** What the task requires **
Word for word, print each line of the listing below; pictures stay out.

** Stored data **
--- Begin ---
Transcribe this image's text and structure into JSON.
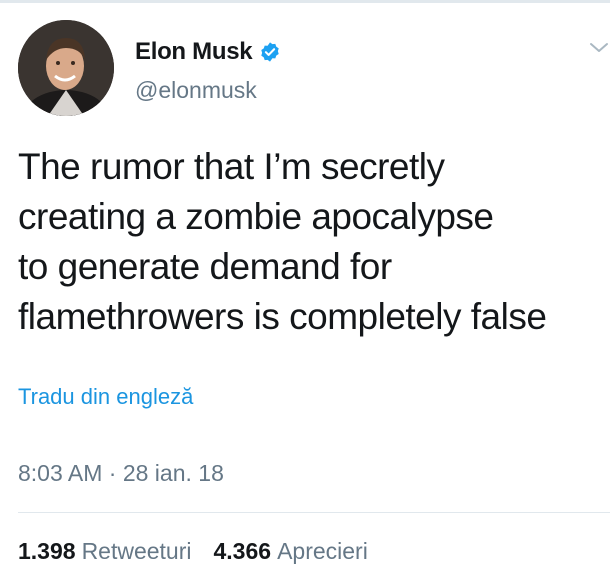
{
  "author": {
    "display_name": "Elon Musk",
    "handle": "@elonmusk",
    "verified": true,
    "avatar_icon": "avatar-photo"
  },
  "tweet": {
    "text_lines": [
      "The rumor that I’m secretly",
      "creating a zombie apocalypse",
      "to generate demand for",
      "flamethrowers is completely false"
    ],
    "translate_link": "Tradu din engleză",
    "timestamp": "8:03 AM · 28 ian. 18"
  },
  "stats": {
    "retweets_count": "1.398",
    "retweets_label": "Retweeturi",
    "likes_count": "4.366",
    "likes_label": "Aprecieri"
  },
  "colors": {
    "link": "#1b95e0",
    "verified_badge": "#1da1f2",
    "secondary_text": "#657786",
    "primary_text": "#14171a"
  }
}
--- End ---
** Result of the exercise **
Transcribe this image's text and structure into JSON.
{
  "author": {
    "display_name": "Elon Musk",
    "handle": "@elonmusk",
    "verified": true,
    "avatar_icon": "avatar-photo"
  },
  "tweet": {
    "text_lines": [
      "The rumor that I’m secretly",
      "creating a zombie apocalypse",
      "to generate demand for",
      "flamethrowers is completely false"
    ],
    "translate_link": "Tradu din engleză",
    "timestamp": "8:03 AM · 28 ian. 18"
  },
  "stats": {
    "retweets_count": "1.398",
    "retweets_label": "Retweeturi",
    "likes_count": "4.366",
    "likes_label": "Aprecieri"
  },
  "colors": {
    "link": "#1b95e0",
    "verified_badge": "#1da1f2",
    "secondary_text": "#657786",
    "primary_text": "#14171a"
  }
}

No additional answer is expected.